** start of RECORDS FOR THIS EXERCISE **

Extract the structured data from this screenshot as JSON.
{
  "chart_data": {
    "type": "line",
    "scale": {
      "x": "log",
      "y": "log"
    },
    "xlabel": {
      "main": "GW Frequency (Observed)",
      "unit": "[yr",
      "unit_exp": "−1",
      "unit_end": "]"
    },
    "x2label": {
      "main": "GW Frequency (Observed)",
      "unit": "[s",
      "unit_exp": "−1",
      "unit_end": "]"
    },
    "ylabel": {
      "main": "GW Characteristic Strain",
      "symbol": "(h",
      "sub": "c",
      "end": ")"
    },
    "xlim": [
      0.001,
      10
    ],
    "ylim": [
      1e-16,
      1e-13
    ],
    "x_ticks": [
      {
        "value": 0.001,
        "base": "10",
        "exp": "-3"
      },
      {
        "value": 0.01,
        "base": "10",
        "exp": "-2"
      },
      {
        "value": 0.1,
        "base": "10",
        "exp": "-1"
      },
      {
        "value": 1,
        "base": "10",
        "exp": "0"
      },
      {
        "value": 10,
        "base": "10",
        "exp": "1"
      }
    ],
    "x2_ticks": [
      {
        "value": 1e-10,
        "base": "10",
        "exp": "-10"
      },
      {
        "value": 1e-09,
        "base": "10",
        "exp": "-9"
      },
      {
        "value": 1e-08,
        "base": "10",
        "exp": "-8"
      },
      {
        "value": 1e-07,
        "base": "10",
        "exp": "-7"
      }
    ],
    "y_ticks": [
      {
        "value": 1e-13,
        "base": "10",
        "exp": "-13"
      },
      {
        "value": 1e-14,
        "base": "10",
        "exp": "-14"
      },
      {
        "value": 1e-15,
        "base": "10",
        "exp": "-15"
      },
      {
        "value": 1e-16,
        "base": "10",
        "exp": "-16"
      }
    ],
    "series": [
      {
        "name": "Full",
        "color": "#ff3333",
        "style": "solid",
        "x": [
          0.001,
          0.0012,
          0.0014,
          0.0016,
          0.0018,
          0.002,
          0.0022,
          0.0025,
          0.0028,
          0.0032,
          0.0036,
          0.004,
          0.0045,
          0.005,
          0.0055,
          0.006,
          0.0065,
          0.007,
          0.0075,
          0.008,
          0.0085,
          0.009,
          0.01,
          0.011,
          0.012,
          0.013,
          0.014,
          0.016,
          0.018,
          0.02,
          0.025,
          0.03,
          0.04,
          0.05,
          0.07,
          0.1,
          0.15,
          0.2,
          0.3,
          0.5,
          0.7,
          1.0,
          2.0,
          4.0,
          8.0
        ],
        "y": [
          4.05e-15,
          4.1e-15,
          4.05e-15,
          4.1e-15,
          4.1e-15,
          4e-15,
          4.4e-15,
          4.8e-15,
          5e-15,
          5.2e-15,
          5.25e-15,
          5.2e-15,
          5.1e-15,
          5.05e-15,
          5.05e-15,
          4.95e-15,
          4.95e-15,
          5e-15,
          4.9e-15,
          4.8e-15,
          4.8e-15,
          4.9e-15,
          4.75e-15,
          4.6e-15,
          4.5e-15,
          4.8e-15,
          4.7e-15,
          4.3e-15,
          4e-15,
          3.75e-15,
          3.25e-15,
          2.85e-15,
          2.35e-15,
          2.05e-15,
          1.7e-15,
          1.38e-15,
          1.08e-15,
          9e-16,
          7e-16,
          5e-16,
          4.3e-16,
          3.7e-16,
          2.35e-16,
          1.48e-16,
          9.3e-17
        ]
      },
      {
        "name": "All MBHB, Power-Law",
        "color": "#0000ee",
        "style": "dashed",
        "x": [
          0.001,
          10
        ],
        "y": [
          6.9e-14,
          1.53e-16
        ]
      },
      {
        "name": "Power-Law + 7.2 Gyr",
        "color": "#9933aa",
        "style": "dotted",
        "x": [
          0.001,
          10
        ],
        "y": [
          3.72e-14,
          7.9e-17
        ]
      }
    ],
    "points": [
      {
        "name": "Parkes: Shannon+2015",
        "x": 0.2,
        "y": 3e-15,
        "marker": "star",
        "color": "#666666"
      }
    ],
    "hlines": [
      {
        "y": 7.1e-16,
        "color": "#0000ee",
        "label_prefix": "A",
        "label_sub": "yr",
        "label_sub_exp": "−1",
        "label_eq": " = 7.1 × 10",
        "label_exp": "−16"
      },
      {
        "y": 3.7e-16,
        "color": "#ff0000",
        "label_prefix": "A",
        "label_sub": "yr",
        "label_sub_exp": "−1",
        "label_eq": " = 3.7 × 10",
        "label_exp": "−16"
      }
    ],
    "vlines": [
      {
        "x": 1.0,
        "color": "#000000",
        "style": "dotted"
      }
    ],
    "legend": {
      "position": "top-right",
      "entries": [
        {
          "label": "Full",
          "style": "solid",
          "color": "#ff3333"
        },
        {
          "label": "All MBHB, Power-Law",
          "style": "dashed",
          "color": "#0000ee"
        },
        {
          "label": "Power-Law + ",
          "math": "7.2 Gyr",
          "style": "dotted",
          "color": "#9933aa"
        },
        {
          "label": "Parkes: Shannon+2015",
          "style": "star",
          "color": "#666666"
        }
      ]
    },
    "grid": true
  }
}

** end of RECORDS FOR THIS EXERCISE **

- _INSTRUCTIONS TO FOLLOW_
Please repeat all the records above exactly as they appear.

- _ANSWER TO THIS TASK_
Extract the structured data from this screenshot as JSON.
{
  "chart_data": {
    "type": "line",
    "scale": {
      "x": "log",
      "y": "log"
    },
    "xlabel": {
      "main": "GW Frequency (Observed)",
      "unit": "[yr",
      "unit_exp": "−1",
      "unit_end": "]"
    },
    "x2label": {
      "main": "GW Frequency (Observed)",
      "unit": "[s",
      "unit_exp": "−1",
      "unit_end": "]"
    },
    "ylabel": {
      "main": "GW Characteristic Strain",
      "symbol": "(h",
      "sub": "c",
      "end": ")"
    },
    "xlim": [
      0.001,
      10
    ],
    "ylim": [
      1e-16,
      1e-13
    ],
    "x_ticks": [
      {
        "value": 0.001,
        "base": "10",
        "exp": "-3"
      },
      {
        "value": 0.01,
        "base": "10",
        "exp": "-2"
      },
      {
        "value": 0.1,
        "base": "10",
        "exp": "-1"
      },
      {
        "value": 1,
        "base": "10",
        "exp": "0"
      },
      {
        "value": 10,
        "base": "10",
        "exp": "1"
      }
    ],
    "x2_ticks": [
      {
        "value": 1e-10,
        "base": "10",
        "exp": "-10"
      },
      {
        "value": 1e-09,
        "base": "10",
        "exp": "-9"
      },
      {
        "value": 1e-08,
        "base": "10",
        "exp": "-8"
      },
      {
        "value": 1e-07,
        "base": "10",
        "exp": "-7"
      }
    ],
    "y_ticks": [
      {
        "value": 1e-13,
        "base": "10",
        "exp": "-13"
      },
      {
        "value": 1e-14,
        "base": "10",
        "exp": "-14"
      },
      {
        "value": 1e-15,
        "base": "10",
        "exp": "-15"
      },
      {
        "value": 1e-16,
        "base": "10",
        "exp": "-16"
      }
    ],
    "series": [
      {
        "name": "Full",
        "color": "#ff3333",
        "style": "solid",
        "x": [
          0.001,
          0.0012,
          0.0014,
          0.0016,
          0.0018,
          0.002,
          0.0022,
          0.0025,
          0.0028,
          0.0032,
          0.0036,
          0.004,
          0.0045,
          0.005,
          0.0055,
          0.006,
          0.0065,
          0.007,
          0.0075,
          0.008,
          0.0085,
          0.009,
          0.01,
          0.011,
          0.012,
          0.013,
          0.014,
          0.016,
          0.018,
          0.02,
          0.025,
          0.03,
          0.04,
          0.05,
          0.07,
          0.1,
          0.15,
          0.2,
          0.3,
          0.5,
          0.7,
          1.0,
          2.0,
          4.0,
          8.0
        ],
        "y": [
          4.05e-15,
          4.1e-15,
          4.05e-15,
          4.1e-15,
          4.1e-15,
          4e-15,
          4.4e-15,
          4.8e-15,
          5e-15,
          5.2e-15,
          5.25e-15,
          5.2e-15,
          5.1e-15,
          5.05e-15,
          5.05e-15,
          4.95e-15,
          4.95e-15,
          5e-15,
          4.9e-15,
          4.8e-15,
          4.8e-15,
          4.9e-15,
          4.75e-15,
          4.6e-15,
          4.5e-15,
          4.8e-15,
          4.7e-15,
          4.3e-15,
          4e-15,
          3.75e-15,
          3.25e-15,
          2.85e-15,
          2.35e-15,
          2.05e-15,
          1.7e-15,
          1.38e-15,
          1.08e-15,
          9e-16,
          7e-16,
          5e-16,
          4.3e-16,
          3.7e-16,
          2.35e-16,
          1.48e-16,
          9.3e-17
        ]
      },
      {
        "name": "All MBHB, Power-Law",
        "color": "#0000ee",
        "style": "dashed",
        "x": [
          0.001,
          10
        ],
        "y": [
          6.9e-14,
          1.53e-16
        ]
      },
      {
        "name": "Power-Law + 7.2 Gyr",
        "color": "#9933aa",
        "style": "dotted",
        "x": [
          0.001,
          10
        ],
        "y": [
          3.72e-14,
          7.9e-17
        ]
      }
    ],
    "points": [
      {
        "name": "Parkes: Shannon+2015",
        "x": 0.2,
        "y": 3e-15,
        "marker": "star",
        "color": "#666666"
      }
    ],
    "hlines": [
      {
        "y": 7.1e-16,
        "color": "#0000ee",
        "label_prefix": "A",
        "label_sub": "yr",
        "label_sub_exp": "−1",
        "label_eq": " = 7.1 × 10",
        "label_exp": "−16"
      },
      {
        "y": 3.7e-16,
        "color": "#ff0000",
        "label_prefix": "A",
        "label_sub": "yr",
        "label_sub_exp": "−1",
        "label_eq": " = 3.7 × 10",
        "label_exp": "−16"
      }
    ],
    "vlines": [
      {
        "x": 1.0,
        "color": "#000000",
        "style": "dotted"
      }
    ],
    "legend": {
      "position": "top-right",
      "entries": [
        {
          "label": "Full",
          "style": "solid",
          "color": "#ff3333"
        },
        {
          "label": "All MBHB, Power-Law",
          "style": "dashed",
          "color": "#0000ee"
        },
        {
          "label": "Power-Law + ",
          "math": "7.2 Gyr",
          "style": "dotted",
          "color": "#9933aa"
        },
        {
          "label": "Parkes: Shannon+2015",
          "style": "star",
          "color": "#666666"
        }
      ]
    },
    "grid": true
  }
}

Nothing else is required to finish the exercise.